* **PROBLEM TO SOLVE**
Copy down all of the data underneath, exactly as shown.

* **Saved entries**
•••••
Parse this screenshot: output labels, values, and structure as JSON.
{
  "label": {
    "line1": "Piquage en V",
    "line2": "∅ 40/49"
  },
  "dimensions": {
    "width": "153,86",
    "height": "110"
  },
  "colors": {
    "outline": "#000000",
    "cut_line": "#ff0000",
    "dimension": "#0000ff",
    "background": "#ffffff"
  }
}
•••••
* **OUTPUT OF THE TASK**
Parse this screenshot: output labels, values, and structure as JSON.
{
  "label": {
    "line1": "Piquage en V",
    "line2": "∅ 40/49"
  },
  "dimensions": {
    "width": "153,86",
    "height": "110"
  },
  "colors": {
    "outline": "#000000",
    "cut_line": "#ff0000",
    "dimension": "#0000ff",
    "background": "#ffffff"
  }
}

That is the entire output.